* Work to complete *
Gather all lines containing the string "Алчевского" and copy them out.

(Excerpt from a dataset)
——

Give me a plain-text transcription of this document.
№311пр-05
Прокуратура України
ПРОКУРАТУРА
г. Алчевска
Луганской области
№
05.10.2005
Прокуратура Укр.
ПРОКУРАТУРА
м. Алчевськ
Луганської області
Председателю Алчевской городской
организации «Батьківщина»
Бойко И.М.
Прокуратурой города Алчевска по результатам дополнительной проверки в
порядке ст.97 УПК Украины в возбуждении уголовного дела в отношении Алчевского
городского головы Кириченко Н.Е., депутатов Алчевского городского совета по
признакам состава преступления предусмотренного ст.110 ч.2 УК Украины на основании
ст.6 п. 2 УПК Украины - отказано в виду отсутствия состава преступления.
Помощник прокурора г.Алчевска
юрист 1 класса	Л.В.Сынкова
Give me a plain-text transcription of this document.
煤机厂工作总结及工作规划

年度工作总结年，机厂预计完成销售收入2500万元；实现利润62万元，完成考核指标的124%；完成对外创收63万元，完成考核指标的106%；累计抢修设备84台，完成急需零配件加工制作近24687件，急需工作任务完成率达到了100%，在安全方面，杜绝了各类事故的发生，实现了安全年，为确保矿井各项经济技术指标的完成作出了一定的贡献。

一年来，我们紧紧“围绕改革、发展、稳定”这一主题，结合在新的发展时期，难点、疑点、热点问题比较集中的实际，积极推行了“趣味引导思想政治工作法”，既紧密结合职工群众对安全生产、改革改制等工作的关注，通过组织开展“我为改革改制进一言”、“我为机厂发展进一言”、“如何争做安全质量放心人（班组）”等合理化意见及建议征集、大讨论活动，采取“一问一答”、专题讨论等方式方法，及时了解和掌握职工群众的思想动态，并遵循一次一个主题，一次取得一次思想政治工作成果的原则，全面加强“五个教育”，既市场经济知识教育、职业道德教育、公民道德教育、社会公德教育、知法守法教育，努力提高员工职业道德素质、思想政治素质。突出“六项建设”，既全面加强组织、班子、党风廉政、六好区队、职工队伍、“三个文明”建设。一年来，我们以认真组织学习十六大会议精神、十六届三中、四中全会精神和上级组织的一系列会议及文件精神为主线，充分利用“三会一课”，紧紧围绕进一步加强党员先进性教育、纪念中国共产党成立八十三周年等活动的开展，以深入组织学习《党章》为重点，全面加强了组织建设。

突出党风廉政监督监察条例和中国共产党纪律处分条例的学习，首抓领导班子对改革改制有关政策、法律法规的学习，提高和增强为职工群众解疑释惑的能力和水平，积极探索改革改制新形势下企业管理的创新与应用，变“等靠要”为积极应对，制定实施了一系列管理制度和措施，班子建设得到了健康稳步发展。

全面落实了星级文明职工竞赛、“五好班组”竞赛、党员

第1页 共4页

——

* Exercise solution *
порядке ст.97 УПК Украины в возбуждении уголовного дела в отношении Алчевского
городского головы Кириченко Н.Е., депутатов Алчевского городского совета по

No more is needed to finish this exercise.